Could you print all the entries exactly?
────────
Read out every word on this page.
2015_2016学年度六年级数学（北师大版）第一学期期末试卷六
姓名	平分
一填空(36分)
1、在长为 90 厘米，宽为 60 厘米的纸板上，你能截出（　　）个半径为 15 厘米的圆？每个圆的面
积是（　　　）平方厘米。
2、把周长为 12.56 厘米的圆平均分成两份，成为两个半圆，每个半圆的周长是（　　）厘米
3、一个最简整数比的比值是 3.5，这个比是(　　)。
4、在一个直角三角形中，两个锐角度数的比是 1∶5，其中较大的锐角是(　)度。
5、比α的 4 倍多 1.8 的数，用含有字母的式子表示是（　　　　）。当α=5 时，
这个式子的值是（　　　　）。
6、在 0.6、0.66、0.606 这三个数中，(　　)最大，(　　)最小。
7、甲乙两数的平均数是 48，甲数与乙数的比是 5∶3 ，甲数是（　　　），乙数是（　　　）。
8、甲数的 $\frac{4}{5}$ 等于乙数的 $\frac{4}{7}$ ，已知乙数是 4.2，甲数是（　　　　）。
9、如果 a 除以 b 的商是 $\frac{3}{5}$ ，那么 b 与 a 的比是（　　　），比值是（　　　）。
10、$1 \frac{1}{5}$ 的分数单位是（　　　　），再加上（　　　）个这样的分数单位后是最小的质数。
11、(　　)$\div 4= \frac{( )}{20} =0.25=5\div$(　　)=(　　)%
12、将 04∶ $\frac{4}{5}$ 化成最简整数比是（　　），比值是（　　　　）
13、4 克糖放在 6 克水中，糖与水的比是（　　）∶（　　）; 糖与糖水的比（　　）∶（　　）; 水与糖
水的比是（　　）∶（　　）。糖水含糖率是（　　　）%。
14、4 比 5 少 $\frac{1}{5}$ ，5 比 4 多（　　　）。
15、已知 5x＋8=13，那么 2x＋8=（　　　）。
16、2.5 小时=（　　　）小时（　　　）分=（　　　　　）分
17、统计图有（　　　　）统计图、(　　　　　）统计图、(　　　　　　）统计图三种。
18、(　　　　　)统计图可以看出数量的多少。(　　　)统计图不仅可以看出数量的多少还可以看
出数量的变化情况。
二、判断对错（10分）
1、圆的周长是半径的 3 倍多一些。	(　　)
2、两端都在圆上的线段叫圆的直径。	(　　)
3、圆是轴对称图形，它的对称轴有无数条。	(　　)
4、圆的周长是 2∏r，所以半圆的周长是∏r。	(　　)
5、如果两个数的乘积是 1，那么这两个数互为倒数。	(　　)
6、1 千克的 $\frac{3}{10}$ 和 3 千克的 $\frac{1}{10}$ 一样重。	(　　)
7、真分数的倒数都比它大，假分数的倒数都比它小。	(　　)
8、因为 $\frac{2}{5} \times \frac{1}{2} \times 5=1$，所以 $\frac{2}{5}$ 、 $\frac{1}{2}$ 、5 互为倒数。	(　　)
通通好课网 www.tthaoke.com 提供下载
────────
== Exercise result ==
Read out every word on this page.
2015_2016学年度六年级数学（北师大版）第一学期期末试卷六
姓名	平分
一填空(36分)
1、在长为 90 厘米，宽为 60 厘米的纸板上，你能截出（　　）个半径为 15 厘米的圆？每个圆的面
积是（　　　）平方厘米。
2、把周长为 12.56 厘米的圆平均分成两份，成为两个半圆，每个半圆的周长是（　　）厘米
3、一个最简整数比的比值是 3.5，这个比是(　　)。
4、在一个直角三角形中，两个锐角度数的比是 1∶5，其中较大的锐角是(　)度。
5、比α的 4 倍多 1.8 的数，用含有字母的式子表示是（　　　　）。当α=5 时，
这个式子的值是（　　　　）。
6、在 0.6、0.66、0.606 这三个数中，(　　)最大，(　　)最小。
7、甲乙两数的平均数是 48，甲数与乙数的比是 5∶3 ，甲数是（　　　），乙数是（　　　）。
8、甲数的 $\frac{4}{5}$ 等于乙数的 $\frac{4}{7}$ ，已知乙数是 4.2，甲数是（　　　　）。
9、如果 a 除以 b 的商是 $\frac{3}{5}$ ，那么 b 与 a 的比是（　　　），比值是（　　　）。
10、$1 \frac{1}{5}$ 的分数单位是（　　　　），再加上（　　　）个这样的分数单位后是最小的质数。
11、(　　)$\div 4= \frac{( )}{20} =0.25=5\div$(　　)=(　　)%
12、将 04∶ $\frac{4}{5}$ 化成最简整数比是（　　），比值是（　　　　）
13、4 克糖放在 6 克水中，糖与水的比是（　　）∶（　　）; 糖与糖水的比（　　）∶（　　）; 水与糖
水的比是（　　）∶（　　）。糖水含糖率是（　　　）%。
14、4 比 5 少 $\frac{1}{5}$ ，5 比 4 多（　　　）。
15、已知 5x＋8=13，那么 2x＋8=（　　　）。
16、2.5 小时=（　　　）小时（　　　）分=（　　　　　）分
17、统计图有（　　　　）统计图、(　　　　　）统计图、(　　　　　　）统计图三种。
18、(　　　　　)统计图可以看出数量的多少。(　　　)统计图不仅可以看出数量的多少还可以看
出数量的变化情况。
二、判断对错（10分）
1、圆的周长是半径的 3 倍多一些。	(　　)
2、两端都在圆上的线段叫圆的直径。	(　　)
3、圆是轴对称图形，它的对称轴有无数条。	(　　)
4、圆的周长是 2∏r，所以半圆的周长是∏r。	(　　)
5、如果两个数的乘积是 1，那么这两个数互为倒数。	(　　)
6、1 千克的 $\frac{3}{10}$ 和 3 千克的 $\frac{1}{10}$ 一样重。	(　　)
7、真分数的倒数都比它大，假分数的倒数都比它小。	(　　)
8、因为 $\frac{2}{5} \times \frac{1}{2} \times 5=1$，所以 $\frac{2}{5}$ 、 $\frac{1}{2}$ 、5 互为倒数。	(　　)
通通好课网 www.tthaoke.com 提供下载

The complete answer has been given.